[Lines of data]
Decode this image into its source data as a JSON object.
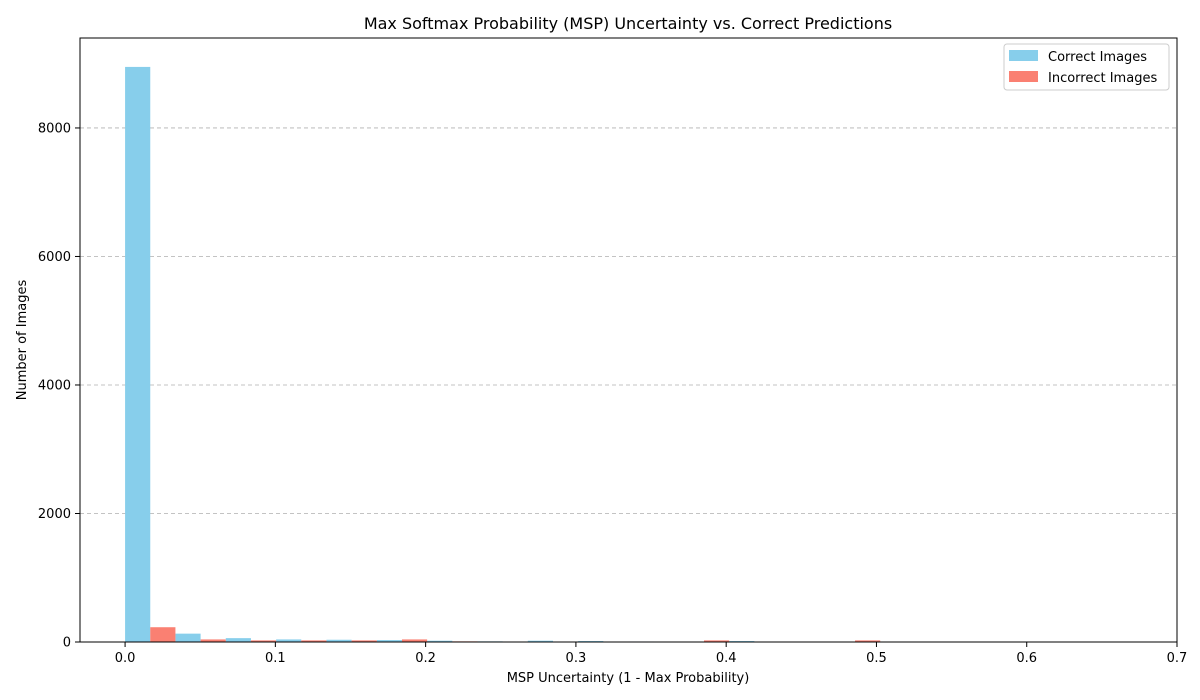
{
  "chart_data": {
    "type": "bar",
    "title": "Max Softmax Probability (MSP) Uncertainty vs. Correct Predictions",
    "xlabel": "MSP Uncertainty (1 - Max Probability)",
    "ylabel": "Number of Images",
    "xlim": [
      -0.03,
      0.7
    ],
    "ylim": [
      0,
      9400
    ],
    "xticks": [
      0.0,
      0.1,
      0.2,
      0.3,
      0.4,
      0.5,
      0.6,
      0.7
    ],
    "xtick_labels": [
      "0.0",
      "0.1",
      "0.2",
      "0.3",
      "0.4",
      "0.5",
      "0.6",
      "0.7"
    ],
    "yticks": [
      0,
      2000,
      4000,
      6000,
      8000
    ],
    "ytick_labels": [
      "0",
      "2000",
      "4000",
      "6000",
      "8000"
    ],
    "grid": {
      "y": true,
      "x": false,
      "style": "dashed"
    },
    "legend_position": "top-right",
    "bin_starts": [
      0.0,
      0.0335,
      0.067,
      0.1005,
      0.134,
      0.1675,
      0.201,
      0.2345,
      0.268,
      0.3015,
      0.335,
      0.3685,
      0.402,
      0.4355,
      0.469,
      0.5025,
      0.536,
      0.5695,
      0.603,
      0.6365
    ],
    "bin_width": 0.0335,
    "series": [
      {
        "name": "Correct Images",
        "color": "#87ceeb",
        "values": [
          8950,
          130,
          60,
          40,
          35,
          30,
          20,
          10,
          20,
          15,
          8,
          5,
          15,
          5,
          5,
          3,
          2,
          5,
          0,
          0
        ]
      },
      {
        "name": "Incorrect Images",
        "color": "#fa8072",
        "values": [
          230,
          40,
          25,
          25,
          25,
          40,
          10,
          5,
          5,
          5,
          5,
          25,
          5,
          5,
          25,
          3,
          3,
          5,
          5,
          0
        ]
      }
    ]
  }
}
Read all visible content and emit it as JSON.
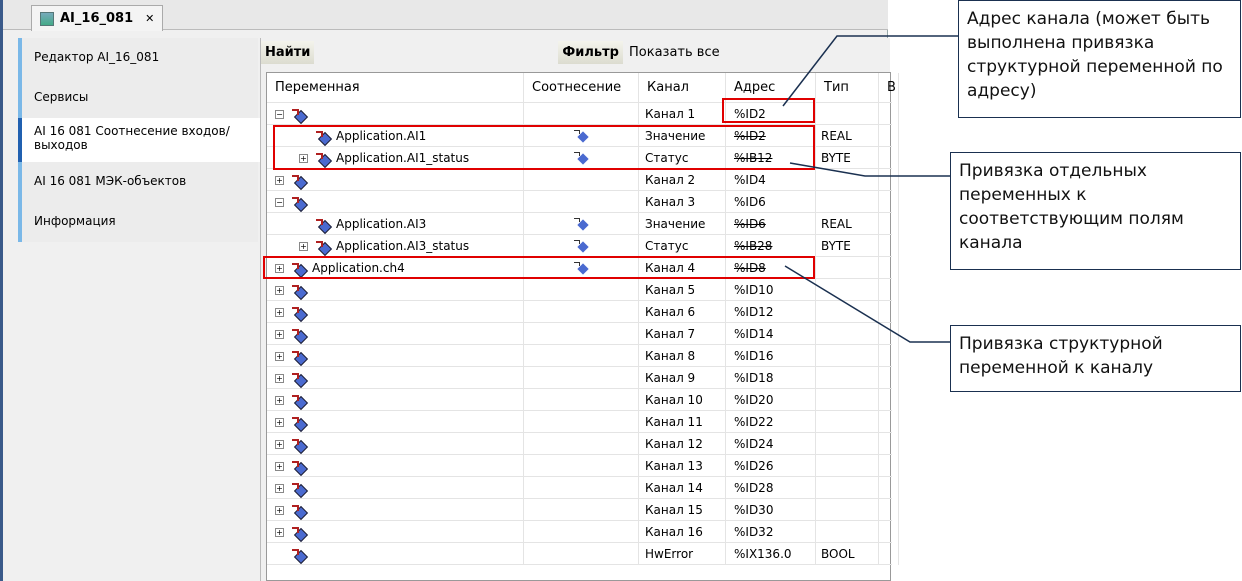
{
  "tab": {
    "title": "AI_16_081",
    "close": "✕"
  },
  "sidebar": {
    "items": [
      {
        "label": "Редактор AI_16_081"
      },
      {
        "label": "Сервисы"
      },
      {
        "label": "AI 16 081 Соотнесение входов/выходов",
        "active": true
      },
      {
        "label": "AI 16 081 МЭК-объектов"
      },
      {
        "label": "Информация"
      }
    ]
  },
  "toolbar": {
    "find": "Найти",
    "filter": "Фильтр",
    "filter_value": "Показать все"
  },
  "columns": [
    "Переменная",
    "Соотнесение",
    "Канал",
    "Адрес",
    "Тип",
    "В"
  ],
  "rows": [
    {
      "level": 0,
      "exp": "−",
      "var": "",
      "map": false,
      "channel": "Канал 1",
      "addr": "%ID2",
      "strike": false,
      "type": ""
    },
    {
      "level": 1,
      "exp": "",
      "var": "Application.AI1",
      "map": true,
      "channel": "Значение",
      "addr": "%ID2",
      "strike": true,
      "type": "REAL"
    },
    {
      "level": 1,
      "exp": "+",
      "var": "Application.AI1_status",
      "map": true,
      "channel": "Статус",
      "addr": "%IB12",
      "strike": true,
      "type": "BYTE"
    },
    {
      "level": 0,
      "exp": "+",
      "var": "",
      "map": false,
      "channel": "Канал 2",
      "addr": "%ID4",
      "strike": false,
      "type": ""
    },
    {
      "level": 0,
      "exp": "−",
      "var": "",
      "map": false,
      "channel": "Канал 3",
      "addr": "%ID6",
      "strike": false,
      "type": ""
    },
    {
      "level": 1,
      "exp": "",
      "var": "Application.AI3",
      "map": true,
      "channel": "Значение",
      "addr": "%ID6",
      "strike": true,
      "type": "REAL"
    },
    {
      "level": 1,
      "exp": "+",
      "var": "Application.AI3_status",
      "map": true,
      "channel": "Статус",
      "addr": "%IB28",
      "strike": true,
      "type": "BYTE"
    },
    {
      "level": 0,
      "exp": "+",
      "var": "Application.ch4",
      "map": true,
      "channel": "Канал 4",
      "addr": "%ID8",
      "strike": true,
      "type": ""
    },
    {
      "level": 0,
      "exp": "+",
      "var": "",
      "map": false,
      "channel": "Канал 5",
      "addr": "%ID10",
      "strike": false,
      "type": ""
    },
    {
      "level": 0,
      "exp": "+",
      "var": "",
      "map": false,
      "channel": "Канал 6",
      "addr": "%ID12",
      "strike": false,
      "type": ""
    },
    {
      "level": 0,
      "exp": "+",
      "var": "",
      "map": false,
      "channel": "Канал 7",
      "addr": "%ID14",
      "strike": false,
      "type": ""
    },
    {
      "level": 0,
      "exp": "+",
      "var": "",
      "map": false,
      "channel": "Канал 8",
      "addr": "%ID16",
      "strike": false,
      "type": ""
    },
    {
      "level": 0,
      "exp": "+",
      "var": "",
      "map": false,
      "channel": "Канал 9",
      "addr": "%ID18",
      "strike": false,
      "type": ""
    },
    {
      "level": 0,
      "exp": "+",
      "var": "",
      "map": false,
      "channel": "Канал 10",
      "addr": "%ID20",
      "strike": false,
      "type": ""
    },
    {
      "level": 0,
      "exp": "+",
      "var": "",
      "map": false,
      "channel": "Канал 11",
      "addr": "%ID22",
      "strike": false,
      "type": ""
    },
    {
      "level": 0,
      "exp": "+",
      "var": "",
      "map": false,
      "channel": "Канал 12",
      "addr": "%ID24",
      "strike": false,
      "type": ""
    },
    {
      "level": 0,
      "exp": "+",
      "var": "",
      "map": false,
      "channel": "Канал 13",
      "addr": "%ID26",
      "strike": false,
      "type": ""
    },
    {
      "level": 0,
      "exp": "+",
      "var": "",
      "map": false,
      "channel": "Канал 14",
      "addr": "%ID28",
      "strike": false,
      "type": ""
    },
    {
      "level": 0,
      "exp": "+",
      "var": "",
      "map": false,
      "channel": "Канал 15",
      "addr": "%ID30",
      "strike": false,
      "type": ""
    },
    {
      "level": 0,
      "exp": "+",
      "var": "",
      "map": false,
      "channel": "Канал 16",
      "addr": "%ID32",
      "strike": false,
      "type": ""
    },
    {
      "level": 0,
      "exp": "",
      "var": "",
      "map": false,
      "channel": "HwError",
      "addr": "%IX136.0",
      "strike": false,
      "type": "BOOL"
    }
  ],
  "annotations": [
    {
      "text": "Адрес канала (может быть выполнена привязка структурной переменной по адресу)"
    },
    {
      "text": "Привязка отдельных переменных к соответствующим полям канала"
    },
    {
      "text": "Привязка структурной переменной к каналу"
    }
  ],
  "colors": {
    "highlight": "#e00000",
    "callout": "#1a3050"
  }
}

• _The task_
Pictures are not part of the copy; reproduce everything else in the records exactly.

• _Reply to the exercise_
Decode this image into its source data as a JSON object.
{
  "chart_data": {
    "type": "bar",
    "title": "Max Softmax Probability (MSP) Uncertainty vs. Correct Predictions",
    "xlabel": "MSP Uncertainty (1 - Max Probability)",
    "ylabel": "Number of Images",
    "xlim": [
      -0.03,
      0.7
    ],
    "ylim": [
      0,
      9400
    ],
    "xticks": [
      0.0,
      0.1,
      0.2,
      0.3,
      0.4,
      0.5,
      0.6,
      0.7
    ],
    "xtick_labels": [
      "0.0",
      "0.1",
      "0.2",
      "0.3",
      "0.4",
      "0.5",
      "0.6",
      "0.7"
    ],
    "yticks": [
      0,
      2000,
      4000,
      6000,
      8000
    ],
    "ytick_labels": [
      "0",
      "2000",
      "4000",
      "6000",
      "8000"
    ],
    "grid": {
      "y": true,
      "x": false,
      "style": "dashed"
    },
    "legend_position": "top-right",
    "bin_starts": [
      0.0,
      0.0335,
      0.067,
      0.1005,
      0.134,
      0.1675,
      0.201,
      0.2345,
      0.268,
      0.3015,
      0.335,
      0.3685,
      0.402,
      0.4355,
      0.469,
      0.5025,
      0.536,
      0.5695,
      0.603,
      0.6365
    ],
    "bin_width": 0.0335,
    "series": [
      {
        "name": "Correct Images",
        "color": "#87ceeb",
        "values": [
          8950,
          130,
          60,
          40,
          35,
          30,
          20,
          10,
          20,
          15,
          8,
          5,
          15,
          5,
          5,
          3,
          2,
          5,
          0,
          0
        ]
      },
      {
        "name": "Incorrect Images",
        "color": "#fa8072",
        "values": [
          230,
          40,
          25,
          25,
          25,
          40,
          10,
          5,
          5,
          5,
          5,
          25,
          5,
          5,
          25,
          3,
          3,
          5,
          5,
          0
        ]
      }
    ]
  }
}
Read all visible content and emit it as JSON.
{
  "tab": {
    "title": "AI_16_081",
    "close": "✕"
  },
  "sidebar": {
    "items": [
      {
        "label": "Редактор AI_16_081"
      },
      {
        "label": "Сервисы"
      },
      {
        "label": "AI 16 081 Соотнесение входов/выходов",
        "active": true
      },
      {
        "label": "AI 16 081 МЭК-объектов"
      },
      {
        "label": "Информация"
      }
    ]
  },
  "toolbar": {
    "find": "Найти",
    "filter": "Фильтр",
    "filter_value": "Показать все"
  },
  "columns": [
    "Переменная",
    "Соотнесение",
    "Канал",
    "Адрес",
    "Тип",
    "В"
  ],
  "rows": [
    {
      "level": 0,
      "exp": "−",
      "var": "",
      "map": false,
      "channel": "Канал 1",
      "addr": "%ID2",
      "strike": false,
      "type": ""
    },
    {
      "level": 1,
      "exp": "",
      "var": "Application.AI1",
      "map": true,
      "channel": "Значение",
      "addr": "%ID2",
      "strike": true,
      "type": "REAL"
    },
    {
      "level": 1,
      "exp": "+",
      "var": "Application.AI1_status",
      "map": true,
      "channel": "Статус",
      "addr": "%IB12",
      "strike": true,
      "type": "BYTE"
    },
    {
      "level": 0,
      "exp": "+",
      "var": "",
      "map": false,
      "channel": "Канал 2",
      "addr": "%ID4",
      "strike": false,
      "type": ""
    },
    {
      "level": 0,
      "exp": "−",
      "var": "",
      "map": false,
      "channel": "Канал 3",
      "addr": "%ID6",
      "strike": false,
      "type": ""
    },
    {
      "level": 1,
      "exp": "",
      "var": "Application.AI3",
      "map": true,
      "channel": "Значение",
      "addr": "%ID6",
      "strike": true,
      "type": "REAL"
    },
    {
      "level": 1,
      "exp": "+",
      "var": "Application.AI3_status",
      "map": true,
      "channel": "Статус",
      "addr": "%IB28",
      "strike": true,
      "type": "BYTE"
    },
    {
      "level": 0,
      "exp": "+",
      "var": "Application.ch4",
      "map": true,
      "channel": "Канал 4",
      "addr": "%ID8",
      "strike": true,
      "type": ""
    },
    {
      "level": 0,
      "exp": "+",
      "var": "",
      "map": false,
      "channel": "Канал 5",
      "addr": "%ID10",
      "strike": false,
      "type": ""
    },
    {
      "level": 0,
      "exp": "+",
      "var": "",
      "map": false,
      "channel": "Канал 6",
      "addr": "%ID12",
      "strike": false,
      "type": ""
    },
    {
      "level": 0,
      "exp": "+",
      "var": "",
      "map": false,
      "channel": "Канал 7",
      "addr": "%ID14",
      "strike": false,
      "type": ""
    },
    {
      "level": 0,
      "exp": "+",
      "var": "",
      "map": false,
      "channel": "Канал 8",
      "addr": "%ID16",
      "strike": false,
      "type": ""
    },
    {
      "level": 0,
      "exp": "+",
      "var": "",
      "map": false,
      "channel": "Канал 9",
      "addr": "%ID18",
      "strike": false,
      "type": ""
    },
    {
      "level": 0,
      "exp": "+",
      "var": "",
      "map": false,
      "channel": "Канал 10",
      "addr": "%ID20",
      "strike": false,
      "type": ""
    },
    {
      "level": 0,
      "exp": "+",
      "var": "",
      "map": false,
      "channel": "Канал 11",
      "addr": "%ID22",
      "strike": false,
      "type": ""
    },
    {
      "level": 0,
      "exp": "+",
      "var": "",
      "map": false,
      "channel": "Канал 12",
      "addr": "%ID24",
      "strike": false,
      "type": ""
    },
    {
      "level": 0,
      "exp": "+",
      "var": "",
      "map": false,
      "channel": "Канал 13",
      "addr": "%ID26",
      "strike": false,
      "type": ""
    },
    {
      "level": 0,
      "exp": "+",
      "var": "",
      "map": false,
      "channel": "Канал 14",
      "addr": "%ID28",
      "strike": false,
      "type": ""
    },
    {
      "level": 0,
      "exp": "+",
      "var": "",
      "map": false,
      "channel": "Канал 15",
      "addr": "%ID30",
      "strike": false,
      "type": ""
    },
    {
      "level": 0,
      "exp": "+",
      "var": "",
      "map": false,
      "channel": "Канал 16",
      "addr": "%ID32",
      "strike": false,
      "type": ""
    },
    {
      "level": 0,
      "exp": "",
      "var": "",
      "map": false,
      "channel": "HwError",
      "addr": "%IX136.0",
      "strike": false,
      "type": "BOOL"
    }
  ],
  "annotations": [
    {
      "text": "Адрес канала (может быть выполнена привязка структурной переменной по адресу)"
    },
    {
      "text": "Привязка отдельных переменных к соответствующим полям канала"
    },
    {
      "text": "Привязка структурной переменной к каналу"
    }
  ],
  "colors": {
    "highlight": "#e00000",
    "callout": "#1a3050"
  }
}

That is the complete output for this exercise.